Structured figure records:
◆ ◆ ◆ ◆ ◆ ◆ ◆

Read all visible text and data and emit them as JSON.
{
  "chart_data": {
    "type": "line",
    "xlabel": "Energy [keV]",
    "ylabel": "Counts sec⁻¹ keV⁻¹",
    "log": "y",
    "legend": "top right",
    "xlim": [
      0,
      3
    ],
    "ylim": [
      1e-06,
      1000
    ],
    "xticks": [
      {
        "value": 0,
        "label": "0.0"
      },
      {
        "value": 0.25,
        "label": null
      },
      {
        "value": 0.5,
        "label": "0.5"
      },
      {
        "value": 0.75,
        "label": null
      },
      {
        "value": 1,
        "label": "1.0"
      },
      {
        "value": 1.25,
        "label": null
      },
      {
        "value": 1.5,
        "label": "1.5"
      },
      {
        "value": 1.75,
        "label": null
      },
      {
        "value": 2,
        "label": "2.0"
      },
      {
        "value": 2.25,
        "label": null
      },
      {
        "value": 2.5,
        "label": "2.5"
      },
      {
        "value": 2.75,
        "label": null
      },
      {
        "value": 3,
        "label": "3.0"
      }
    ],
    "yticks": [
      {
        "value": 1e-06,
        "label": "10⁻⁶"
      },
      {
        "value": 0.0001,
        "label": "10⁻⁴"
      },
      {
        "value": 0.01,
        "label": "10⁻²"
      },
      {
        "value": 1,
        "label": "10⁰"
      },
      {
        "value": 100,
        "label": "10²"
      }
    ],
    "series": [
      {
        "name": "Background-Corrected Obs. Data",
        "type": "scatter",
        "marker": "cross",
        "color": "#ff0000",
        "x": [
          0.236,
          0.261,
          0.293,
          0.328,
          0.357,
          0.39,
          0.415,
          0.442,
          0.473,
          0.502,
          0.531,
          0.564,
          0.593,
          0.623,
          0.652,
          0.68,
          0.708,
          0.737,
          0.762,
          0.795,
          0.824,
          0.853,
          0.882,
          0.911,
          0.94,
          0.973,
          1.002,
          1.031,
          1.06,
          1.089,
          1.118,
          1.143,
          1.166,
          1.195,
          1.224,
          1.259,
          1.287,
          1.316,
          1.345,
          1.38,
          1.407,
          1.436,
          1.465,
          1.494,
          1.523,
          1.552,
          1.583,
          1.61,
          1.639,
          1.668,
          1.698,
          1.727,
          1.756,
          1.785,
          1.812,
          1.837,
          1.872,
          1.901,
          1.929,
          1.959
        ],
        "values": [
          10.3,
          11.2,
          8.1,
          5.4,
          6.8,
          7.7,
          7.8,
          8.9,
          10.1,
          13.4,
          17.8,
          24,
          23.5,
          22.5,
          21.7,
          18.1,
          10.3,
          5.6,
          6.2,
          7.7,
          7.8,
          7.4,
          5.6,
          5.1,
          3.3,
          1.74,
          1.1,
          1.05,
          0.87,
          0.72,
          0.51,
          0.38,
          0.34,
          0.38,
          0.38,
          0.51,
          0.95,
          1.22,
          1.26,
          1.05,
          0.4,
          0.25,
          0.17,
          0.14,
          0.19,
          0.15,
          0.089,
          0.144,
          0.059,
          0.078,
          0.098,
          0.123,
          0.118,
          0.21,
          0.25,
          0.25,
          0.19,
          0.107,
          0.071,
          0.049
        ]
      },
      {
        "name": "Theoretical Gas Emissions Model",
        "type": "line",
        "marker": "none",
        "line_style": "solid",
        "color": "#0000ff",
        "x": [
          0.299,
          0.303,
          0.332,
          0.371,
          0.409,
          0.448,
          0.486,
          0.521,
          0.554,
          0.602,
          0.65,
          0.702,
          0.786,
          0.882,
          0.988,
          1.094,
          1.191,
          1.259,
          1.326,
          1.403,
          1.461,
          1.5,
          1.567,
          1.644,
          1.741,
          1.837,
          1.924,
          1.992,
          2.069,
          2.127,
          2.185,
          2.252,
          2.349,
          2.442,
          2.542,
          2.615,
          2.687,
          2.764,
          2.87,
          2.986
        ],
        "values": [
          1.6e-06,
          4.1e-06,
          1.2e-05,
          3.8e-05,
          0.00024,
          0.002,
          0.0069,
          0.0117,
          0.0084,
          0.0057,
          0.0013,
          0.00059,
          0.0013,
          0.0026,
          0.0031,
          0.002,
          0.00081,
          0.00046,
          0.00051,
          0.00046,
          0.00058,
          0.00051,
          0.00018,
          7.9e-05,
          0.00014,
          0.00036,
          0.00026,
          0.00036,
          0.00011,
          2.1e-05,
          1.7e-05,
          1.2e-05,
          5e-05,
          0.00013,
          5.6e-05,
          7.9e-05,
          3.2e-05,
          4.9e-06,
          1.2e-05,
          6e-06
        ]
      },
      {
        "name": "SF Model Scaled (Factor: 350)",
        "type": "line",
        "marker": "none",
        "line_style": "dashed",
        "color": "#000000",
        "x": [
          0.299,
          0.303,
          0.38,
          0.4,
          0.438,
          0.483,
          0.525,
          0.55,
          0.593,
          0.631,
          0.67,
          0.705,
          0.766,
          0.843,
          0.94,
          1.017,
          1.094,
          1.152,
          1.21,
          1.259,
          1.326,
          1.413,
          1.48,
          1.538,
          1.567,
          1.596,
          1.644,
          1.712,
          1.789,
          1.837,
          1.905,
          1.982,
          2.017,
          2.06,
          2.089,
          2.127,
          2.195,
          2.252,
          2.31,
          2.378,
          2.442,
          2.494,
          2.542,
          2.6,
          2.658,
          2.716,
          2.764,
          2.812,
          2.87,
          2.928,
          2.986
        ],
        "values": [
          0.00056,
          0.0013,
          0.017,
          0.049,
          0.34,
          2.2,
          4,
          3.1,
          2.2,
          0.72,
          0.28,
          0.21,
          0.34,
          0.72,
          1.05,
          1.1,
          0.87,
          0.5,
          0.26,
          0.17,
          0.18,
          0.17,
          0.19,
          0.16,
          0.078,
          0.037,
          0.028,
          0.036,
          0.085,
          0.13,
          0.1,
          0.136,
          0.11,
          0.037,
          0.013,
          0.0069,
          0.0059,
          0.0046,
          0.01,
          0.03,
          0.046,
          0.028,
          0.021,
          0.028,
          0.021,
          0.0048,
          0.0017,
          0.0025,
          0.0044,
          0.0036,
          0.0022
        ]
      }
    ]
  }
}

◆ ◆ ◆ ◆ ◆ ◆ ◆

Quote all the records. Keep every word exact.

Read all visible text and data and emit them as JSON.
{
  "chart_data": {
    "type": "line",
    "xlabel": "Energy [keV]",
    "ylabel": "Counts sec⁻¹ keV⁻¹",
    "log": "y",
    "legend": "top right",
    "xlim": [
      0,
      3
    ],
    "ylim": [
      1e-06,
      1000
    ],
    "xticks": [
      {
        "value": 0,
        "label": "0.0"
      },
      {
        "value": 0.25,
        "label": null
      },
      {
        "value": 0.5,
        "label": "0.5"
      },
      {
        "value": 0.75,
        "label": null
      },
      {
        "value": 1,
        "label": "1.0"
      },
      {
        "value": 1.25,
        "label": null
      },
      {
        "value": 1.5,
        "label": "1.5"
      },
      {
        "value": 1.75,
        "label": null
      },
      {
        "value": 2,
        "label": "2.0"
      },
      {
        "value": 2.25,
        "label": null
      },
      {
        "value": 2.5,
        "label": "2.5"
      },
      {
        "value": 2.75,
        "label": null
      },
      {
        "value": 3,
        "label": "3.0"
      }
    ],
    "yticks": [
      {
        "value": 1e-06,
        "label": "10⁻⁶"
      },
      {
        "value": 0.0001,
        "label": "10⁻⁴"
      },
      {
        "value": 0.01,
        "label": "10⁻²"
      },
      {
        "value": 1,
        "label": "10⁰"
      },
      {
        "value": 100,
        "label": "10²"
      }
    ],
    "series": [
      {
        "name": "Background-Corrected Obs. Data",
        "type": "scatter",
        "marker": "cross",
        "color": "#ff0000",
        "x": [
          0.236,
          0.261,
          0.293,
          0.328,
          0.357,
          0.39,
          0.415,
          0.442,
          0.473,
          0.502,
          0.531,
          0.564,
          0.593,
          0.623,
          0.652,
          0.68,
          0.708,
          0.737,
          0.762,
          0.795,
          0.824,
          0.853,
          0.882,
          0.911,
          0.94,
          0.973,
          1.002,
          1.031,
          1.06,
          1.089,
          1.118,
          1.143,
          1.166,
          1.195,
          1.224,
          1.259,
          1.287,
          1.316,
          1.345,
          1.38,
          1.407,
          1.436,
          1.465,
          1.494,
          1.523,
          1.552,
          1.583,
          1.61,
          1.639,
          1.668,
          1.698,
          1.727,
          1.756,
          1.785,
          1.812,
          1.837,
          1.872,
          1.901,
          1.929,
          1.959
        ],
        "values": [
          10.3,
          11.2,
          8.1,
          5.4,
          6.8,
          7.7,
          7.8,
          8.9,
          10.1,
          13.4,
          17.8,
          24,
          23.5,
          22.5,
          21.7,
          18.1,
          10.3,
          5.6,
          6.2,
          7.7,
          7.8,
          7.4,
          5.6,
          5.1,
          3.3,
          1.74,
          1.1,
          1.05,
          0.87,
          0.72,
          0.51,
          0.38,
          0.34,
          0.38,
          0.38,
          0.51,
          0.95,
          1.22,
          1.26,
          1.05,
          0.4,
          0.25,
          0.17,
          0.14,
          0.19,
          0.15,
          0.089,
          0.144,
          0.059,
          0.078,
          0.098,
          0.123,
          0.118,
          0.21,
          0.25,
          0.25,
          0.19,
          0.107,
          0.071,
          0.049
        ]
      },
      {
        "name": "Theoretical Gas Emissions Model",
        "type": "line",
        "marker": "none",
        "line_style": "solid",
        "color": "#0000ff",
        "x": [
          0.299,
          0.303,
          0.332,
          0.371,
          0.409,
          0.448,
          0.486,
          0.521,
          0.554,
          0.602,
          0.65,
          0.702,
          0.786,
          0.882,
          0.988,
          1.094,
          1.191,
          1.259,
          1.326,
          1.403,
          1.461,
          1.5,
          1.567,
          1.644,
          1.741,
          1.837,
          1.924,
          1.992,
          2.069,
          2.127,
          2.185,
          2.252,
          2.349,
          2.442,
          2.542,
          2.615,
          2.687,
          2.764,
          2.87,
          2.986
        ],
        "values": [
          1.6e-06,
          4.1e-06,
          1.2e-05,
          3.8e-05,
          0.00024,
          0.002,
          0.0069,
          0.0117,
          0.0084,
          0.0057,
          0.0013,
          0.00059,
          0.0013,
          0.0026,
          0.0031,
          0.002,
          0.00081,
          0.00046,
          0.00051,
          0.00046,
          0.00058,
          0.00051,
          0.00018,
          7.9e-05,
          0.00014,
          0.00036,
          0.00026,
          0.00036,
          0.00011,
          2.1e-05,
          1.7e-05,
          1.2e-05,
          5e-05,
          0.00013,
          5.6e-05,
          7.9e-05,
          3.2e-05,
          4.9e-06,
          1.2e-05,
          6e-06
        ]
      },
      {
        "name": "SF Model Scaled (Factor: 350)",
        "type": "line",
        "marker": "none",
        "line_style": "dashed",
        "color": "#000000",
        "x": [
          0.299,
          0.303,
          0.38,
          0.4,
          0.438,
          0.483,
          0.525,
          0.55,
          0.593,
          0.631,
          0.67,
          0.705,
          0.766,
          0.843,
          0.94,
          1.017,
          1.094,
          1.152,
          1.21,
          1.259,
          1.326,
          1.413,
          1.48,
          1.538,
          1.567,
          1.596,
          1.644,
          1.712,
          1.789,
          1.837,
          1.905,
          1.982,
          2.017,
          2.06,
          2.089,
          2.127,
          2.195,
          2.252,
          2.31,
          2.378,
          2.442,
          2.494,
          2.542,
          2.6,
          2.658,
          2.716,
          2.764,
          2.812,
          2.87,
          2.928,
          2.986
        ],
        "values": [
          0.00056,
          0.0013,
          0.017,
          0.049,
          0.34,
          2.2,
          4,
          3.1,
          2.2,
          0.72,
          0.28,
          0.21,
          0.34,
          0.72,
          1.05,
          1.1,
          0.87,
          0.5,
          0.26,
          0.17,
          0.18,
          0.17,
          0.19,
          0.16,
          0.078,
          0.037,
          0.028,
          0.036,
          0.085,
          0.13,
          0.1,
          0.136,
          0.11,
          0.037,
          0.013,
          0.0069,
          0.0059,
          0.0046,
          0.01,
          0.03,
          0.046,
          0.028,
          0.021,
          0.028,
          0.021,
          0.0048,
          0.0017,
          0.0025,
          0.0044,
          0.0036,
          0.0022
        ]
      }
    ]
  }
}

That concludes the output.